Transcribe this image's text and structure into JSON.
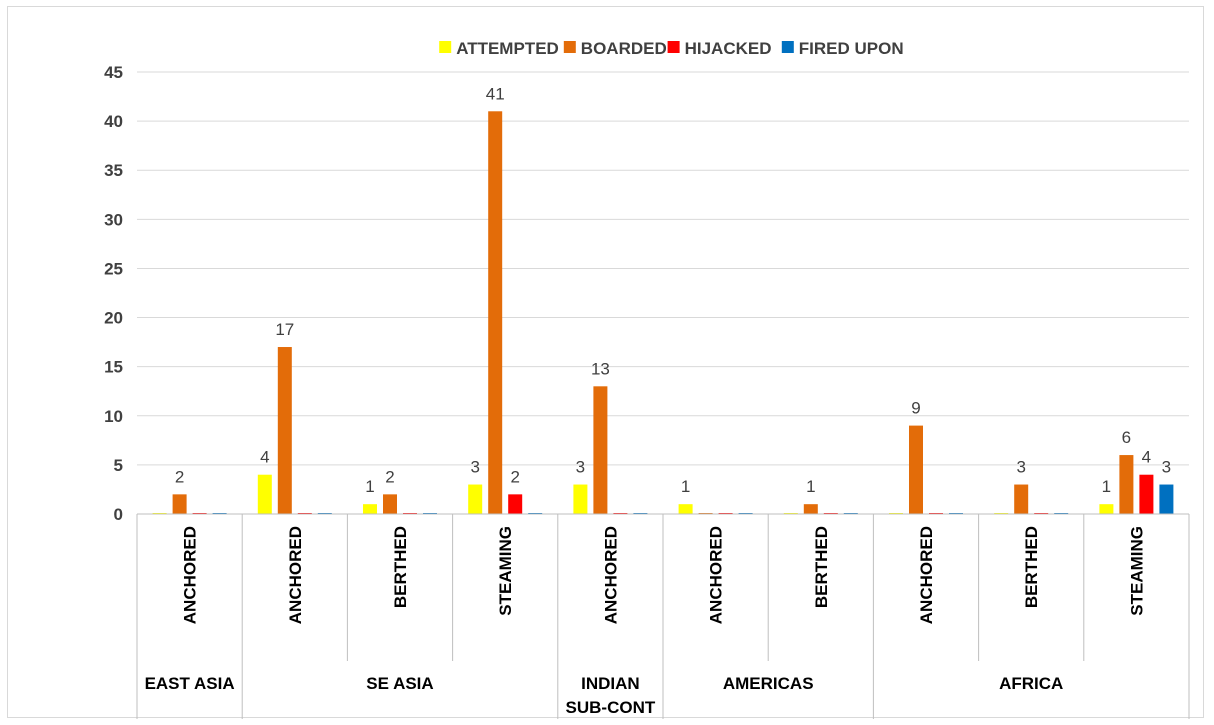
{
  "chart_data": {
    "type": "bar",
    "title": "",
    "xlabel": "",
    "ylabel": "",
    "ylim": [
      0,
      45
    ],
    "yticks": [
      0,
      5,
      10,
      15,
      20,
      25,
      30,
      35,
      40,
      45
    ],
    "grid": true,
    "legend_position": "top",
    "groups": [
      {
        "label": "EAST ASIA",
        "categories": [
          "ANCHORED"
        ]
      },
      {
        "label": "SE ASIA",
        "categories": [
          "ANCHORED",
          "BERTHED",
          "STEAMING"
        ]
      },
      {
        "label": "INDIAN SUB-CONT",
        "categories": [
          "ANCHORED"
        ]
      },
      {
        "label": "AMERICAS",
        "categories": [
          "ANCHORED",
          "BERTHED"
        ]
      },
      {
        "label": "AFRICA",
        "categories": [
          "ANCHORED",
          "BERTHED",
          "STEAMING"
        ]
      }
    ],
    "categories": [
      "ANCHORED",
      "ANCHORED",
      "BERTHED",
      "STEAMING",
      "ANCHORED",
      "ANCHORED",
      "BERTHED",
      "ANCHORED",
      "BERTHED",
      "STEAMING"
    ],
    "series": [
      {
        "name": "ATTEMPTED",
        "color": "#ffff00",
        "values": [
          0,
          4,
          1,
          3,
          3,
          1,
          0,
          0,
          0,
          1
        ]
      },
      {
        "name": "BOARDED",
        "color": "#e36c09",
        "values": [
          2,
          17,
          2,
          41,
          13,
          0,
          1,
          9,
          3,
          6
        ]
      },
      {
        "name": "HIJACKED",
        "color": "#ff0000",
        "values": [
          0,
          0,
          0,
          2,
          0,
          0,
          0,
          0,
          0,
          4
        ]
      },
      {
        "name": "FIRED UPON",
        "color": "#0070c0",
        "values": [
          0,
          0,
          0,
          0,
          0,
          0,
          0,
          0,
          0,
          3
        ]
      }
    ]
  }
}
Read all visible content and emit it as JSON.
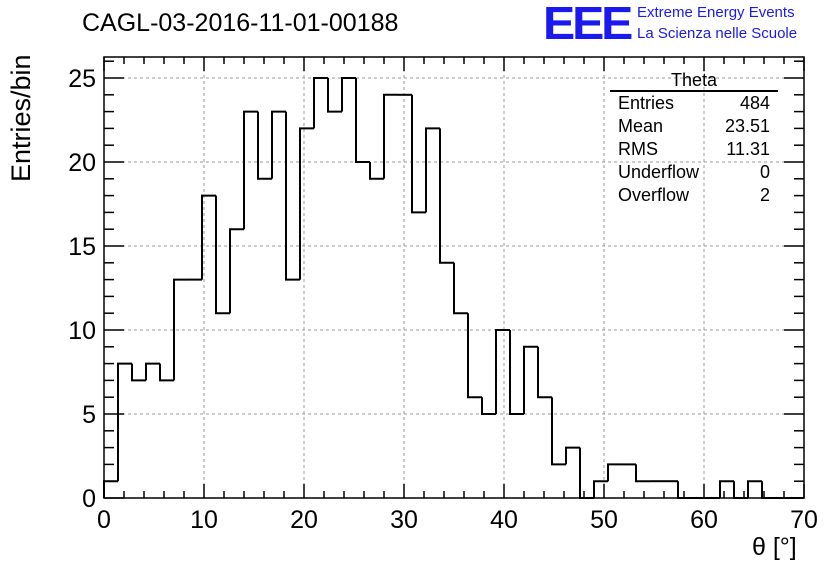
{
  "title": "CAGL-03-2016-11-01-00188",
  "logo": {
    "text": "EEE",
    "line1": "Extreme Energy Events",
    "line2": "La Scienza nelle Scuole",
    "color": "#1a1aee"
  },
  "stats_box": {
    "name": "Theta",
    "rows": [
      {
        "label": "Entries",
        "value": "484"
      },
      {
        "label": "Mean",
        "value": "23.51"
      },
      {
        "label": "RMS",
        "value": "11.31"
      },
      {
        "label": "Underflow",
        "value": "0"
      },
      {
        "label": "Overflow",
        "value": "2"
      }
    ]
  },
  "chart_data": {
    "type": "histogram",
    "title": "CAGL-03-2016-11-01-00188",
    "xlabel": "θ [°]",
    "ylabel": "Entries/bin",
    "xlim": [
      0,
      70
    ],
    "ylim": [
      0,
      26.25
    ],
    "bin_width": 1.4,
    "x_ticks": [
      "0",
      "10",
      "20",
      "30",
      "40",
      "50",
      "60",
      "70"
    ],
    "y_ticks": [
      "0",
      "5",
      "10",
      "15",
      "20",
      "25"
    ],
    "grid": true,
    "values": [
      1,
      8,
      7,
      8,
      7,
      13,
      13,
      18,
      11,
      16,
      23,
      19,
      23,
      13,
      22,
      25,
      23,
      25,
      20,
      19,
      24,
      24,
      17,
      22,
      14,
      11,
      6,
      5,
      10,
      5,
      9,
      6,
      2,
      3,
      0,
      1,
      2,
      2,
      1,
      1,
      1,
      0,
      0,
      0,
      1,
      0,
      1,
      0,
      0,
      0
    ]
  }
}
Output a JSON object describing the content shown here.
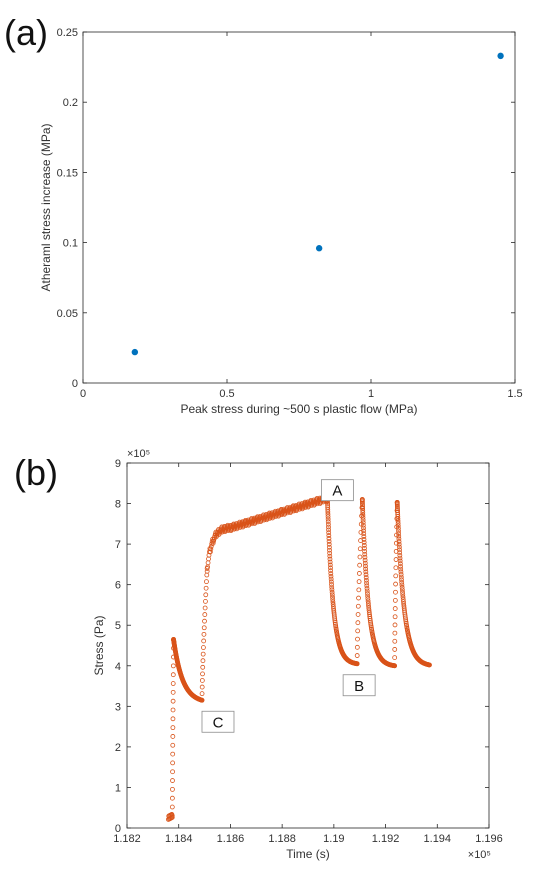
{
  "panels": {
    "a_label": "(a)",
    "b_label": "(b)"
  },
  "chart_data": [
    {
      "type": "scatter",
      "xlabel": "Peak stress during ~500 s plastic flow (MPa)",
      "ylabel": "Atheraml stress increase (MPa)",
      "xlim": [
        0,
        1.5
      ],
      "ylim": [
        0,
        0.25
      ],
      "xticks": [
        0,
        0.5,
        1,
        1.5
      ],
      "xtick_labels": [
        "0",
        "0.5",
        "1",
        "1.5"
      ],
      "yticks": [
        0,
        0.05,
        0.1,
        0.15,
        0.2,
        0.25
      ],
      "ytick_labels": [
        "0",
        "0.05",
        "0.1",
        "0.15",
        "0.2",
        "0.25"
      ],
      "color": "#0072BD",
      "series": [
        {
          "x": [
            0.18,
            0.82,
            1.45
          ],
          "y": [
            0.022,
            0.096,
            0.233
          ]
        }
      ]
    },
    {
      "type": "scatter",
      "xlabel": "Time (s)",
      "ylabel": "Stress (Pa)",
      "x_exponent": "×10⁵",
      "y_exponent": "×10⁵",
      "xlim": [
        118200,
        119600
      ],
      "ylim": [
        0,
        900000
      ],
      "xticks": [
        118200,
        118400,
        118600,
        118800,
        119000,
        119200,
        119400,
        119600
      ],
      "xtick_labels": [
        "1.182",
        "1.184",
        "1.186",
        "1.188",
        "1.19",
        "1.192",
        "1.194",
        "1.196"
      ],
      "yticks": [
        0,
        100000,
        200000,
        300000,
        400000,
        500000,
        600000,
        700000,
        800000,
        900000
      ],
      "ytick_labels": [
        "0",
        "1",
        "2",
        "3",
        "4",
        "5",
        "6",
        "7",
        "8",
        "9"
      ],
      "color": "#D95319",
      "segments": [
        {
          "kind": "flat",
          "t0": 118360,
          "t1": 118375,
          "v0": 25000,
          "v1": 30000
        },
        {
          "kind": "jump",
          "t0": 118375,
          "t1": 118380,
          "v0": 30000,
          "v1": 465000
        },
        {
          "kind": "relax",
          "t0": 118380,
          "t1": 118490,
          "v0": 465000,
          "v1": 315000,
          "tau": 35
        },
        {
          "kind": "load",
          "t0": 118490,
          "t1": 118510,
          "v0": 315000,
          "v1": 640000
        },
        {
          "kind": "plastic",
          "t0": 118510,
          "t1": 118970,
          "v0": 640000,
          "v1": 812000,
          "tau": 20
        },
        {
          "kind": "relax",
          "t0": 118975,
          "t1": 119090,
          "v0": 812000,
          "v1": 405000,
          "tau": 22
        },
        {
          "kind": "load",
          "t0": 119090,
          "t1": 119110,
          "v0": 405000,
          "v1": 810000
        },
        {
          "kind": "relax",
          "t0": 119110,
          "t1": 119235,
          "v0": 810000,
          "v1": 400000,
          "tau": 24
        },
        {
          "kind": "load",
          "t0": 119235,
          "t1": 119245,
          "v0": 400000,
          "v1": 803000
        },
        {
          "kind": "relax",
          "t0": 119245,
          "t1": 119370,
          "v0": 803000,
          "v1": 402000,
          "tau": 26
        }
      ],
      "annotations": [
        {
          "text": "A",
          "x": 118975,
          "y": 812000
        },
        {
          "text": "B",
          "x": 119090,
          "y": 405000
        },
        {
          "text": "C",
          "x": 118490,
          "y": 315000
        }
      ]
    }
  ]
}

# Short problem
The entries above are to be returned exactly, without their pictures.

# Task response
Transcribe this image's text and structure into JSON.
{
  "chart_data": {
    "type": "bar",
    "title": "",
    "xlabel": "",
    "ylabel": "",
    "ylim": [
      0,
      45
    ],
    "yticks": [
      0,
      5,
      10,
      15,
      20,
      25,
      30,
      35,
      40,
      45
    ],
    "grid": true,
    "legend_position": "top",
    "groups": [
      {
        "label": "EAST ASIA",
        "categories": [
          "ANCHORED"
        ]
      },
      {
        "label": "SE ASIA",
        "categories": [
          "ANCHORED",
          "BERTHED",
          "STEAMING"
        ]
      },
      {
        "label": "INDIAN SUB-CONT",
        "categories": [
          "ANCHORED"
        ]
      },
      {
        "label": "AMERICAS",
        "categories": [
          "ANCHORED",
          "BERTHED"
        ]
      },
      {
        "label": "AFRICA",
        "categories": [
          "ANCHORED",
          "BERTHED",
          "STEAMING"
        ]
      }
    ],
    "categories": [
      "ANCHORED",
      "ANCHORED",
      "BERTHED",
      "STEAMING",
      "ANCHORED",
      "ANCHORED",
      "BERTHED",
      "ANCHORED",
      "BERTHED",
      "STEAMING"
    ],
    "series": [
      {
        "name": "ATTEMPTED",
        "color": "#ffff00",
        "values": [
          0,
          4,
          1,
          3,
          3,
          1,
          0,
          0,
          0,
          1
        ]
      },
      {
        "name": "BOARDED",
        "color": "#e36c09",
        "values": [
          2,
          17,
          2,
          41,
          13,
          0,
          1,
          9,
          3,
          6
        ]
      },
      {
        "name": "HIJACKED",
        "color": "#ff0000",
        "values": [
          0,
          0,
          0,
          2,
          0,
          0,
          0,
          0,
          0,
          4
        ]
      },
      {
        "name": "FIRED UPON",
        "color": "#0070c0",
        "values": [
          0,
          0,
          0,
          0,
          0,
          0,
          0,
          0,
          0,
          3
        ]
      }
    ]
  }
}
Read all visible content and emit it as JSON.
{
  "title": "CAGL-03-2016-11-01-00188",
  "logo": {
    "text": "EEE",
    "line1": "Extreme Energy Events",
    "line2": "La Scienza nelle Scuole",
    "color": "#1a1aee"
  },
  "stats_box": {
    "name": "Theta",
    "rows": [
      {
        "label": "Entries",
        "value": "484"
      },
      {
        "label": "Mean",
        "value": "23.51"
      },
      {
        "label": "RMS",
        "value": "11.31"
      },
      {
        "label": "Underflow",
        "value": "0"
      },
      {
        "label": "Overflow",
        "value": "2"
      }
    ]
  },
  "chart_data": {
    "type": "histogram",
    "title": "CAGL-03-2016-11-01-00188",
    "xlabel": "θ [°]",
    "ylabel": "Entries/bin",
    "xlim": [
      0,
      70
    ],
    "ylim": [
      0,
      26.25
    ],
    "bin_width": 1.4,
    "x_ticks": [
      "0",
      "10",
      "20",
      "30",
      "40",
      "50",
      "60",
      "70"
    ],
    "y_ticks": [
      "0",
      "5",
      "10",
      "15",
      "20",
      "25"
    ],
    "grid": true,
    "values": [
      1,
      8,
      7,
      8,
      7,
      13,
      13,
      18,
      11,
      16,
      23,
      19,
      23,
      13,
      22,
      25,
      23,
      25,
      20,
      19,
      24,
      24,
      17,
      22,
      14,
      11,
      6,
      5,
      10,
      5,
      9,
      6,
      2,
      3,
      0,
      1,
      2,
      2,
      1,
      1,
      1,
      0,
      0,
      0,
      1,
      0,
      1,
      0,
      0,
      0
    ]
  }
}
Output a JSON object describing the content shown here.
{
  "panels": {
    "a_label": "(a)",
    "b_label": "(b)"
  },
  "chart_data": [
    {
      "type": "scatter",
      "xlabel": "Peak stress during ~500 s plastic flow (MPa)",
      "ylabel": "Atheraml stress increase (MPa)",
      "xlim": [
        0,
        1.5
      ],
      "ylim": [
        0,
        0.25
      ],
      "xticks": [
        0,
        0.5,
        1,
        1.5
      ],
      "xtick_labels": [
        "0",
        "0.5",
        "1",
        "1.5"
      ],
      "yticks": [
        0,
        0.05,
        0.1,
        0.15,
        0.2,
        0.25
      ],
      "ytick_labels": [
        "0",
        "0.05",
        "0.1",
        "0.15",
        "0.2",
        "0.25"
      ],
      "color": "#0072BD",
      "series": [
        {
          "x": [
            0.18,
            0.82,
            1.45
          ],
          "y": [
            0.022,
            0.096,
            0.233
          ]
        }
      ]
    },
    {
      "type": "scatter",
      "xlabel": "Time (s)",
      "ylabel": "Stress (Pa)",
      "x_exponent": "×10⁵",
      "y_exponent": "×10⁵",
      "xlim": [
        118200,
        119600
      ],
      "ylim": [
        0,
        900000
      ],
      "xticks": [
        118200,
        118400,
        118600,
        118800,
        119000,
        119200,
        119400,
        119600
      ],
      "xtick_labels": [
        "1.182",
        "1.184",
        "1.186",
        "1.188",
        "1.19",
        "1.192",
        "1.194",
        "1.196"
      ],
      "yticks": [
        0,
        100000,
        200000,
        300000,
        400000,
        500000,
        600000,
        700000,
        800000,
        900000
      ],
      "ytick_labels": [
        "0",
        "1",
        "2",
        "3",
        "4",
        "5",
        "6",
        "7",
        "8",
        "9"
      ],
      "color": "#D95319",
      "segments": [
        {
          "kind": "flat",
          "t0": 118360,
          "t1": 118375,
          "v0": 25000,
          "v1": 30000
        },
        {
          "kind": "jump",
          "t0": 118375,
          "t1": 118380,
          "v0": 30000,
          "v1": 465000
        },
        {
          "kind": "relax",
          "t0": 118380,
          "t1": 118490,
          "v0": 465000,
          "v1": 315000,
          "tau": 35
        },
        {
          "kind": "load",
          "t0": 118490,
          "t1": 118510,
          "v0": 315000,
          "v1": 640000
        },
        {
          "kind": "plastic",
          "t0": 118510,
          "t1": 118970,
          "v0": 640000,
          "v1": 812000,
          "tau": 20
        },
        {
          "kind": "relax",
          "t0": 118975,
          "t1": 119090,
          "v0": 812000,
          "v1": 405000,
          "tau": 22
        },
        {
          "kind": "load",
          "t0": 119090,
          "t1": 119110,
          "v0": 405000,
          "v1": 810000
        },
        {
          "kind": "relax",
          "t0": 119110,
          "t1": 119235,
          "v0": 810000,
          "v1": 400000,
          "tau": 24
        },
        {
          "kind": "load",
          "t0": 119235,
          "t1": 119245,
          "v0": 400000,
          "v1": 803000
        },
        {
          "kind": "relax",
          "t0": 119245,
          "t1": 119370,
          "v0": 803000,
          "v1": 402000,
          "tau": 26
        }
      ],
      "annotations": [
        {
          "text": "A",
          "x": 118975,
          "y": 812000
        },
        {
          "text": "B",
          "x": 119090,
          "y": 405000
        },
        {
          "text": "C",
          "x": 118490,
          "y": 315000
        }
      ]
    }
  ]
}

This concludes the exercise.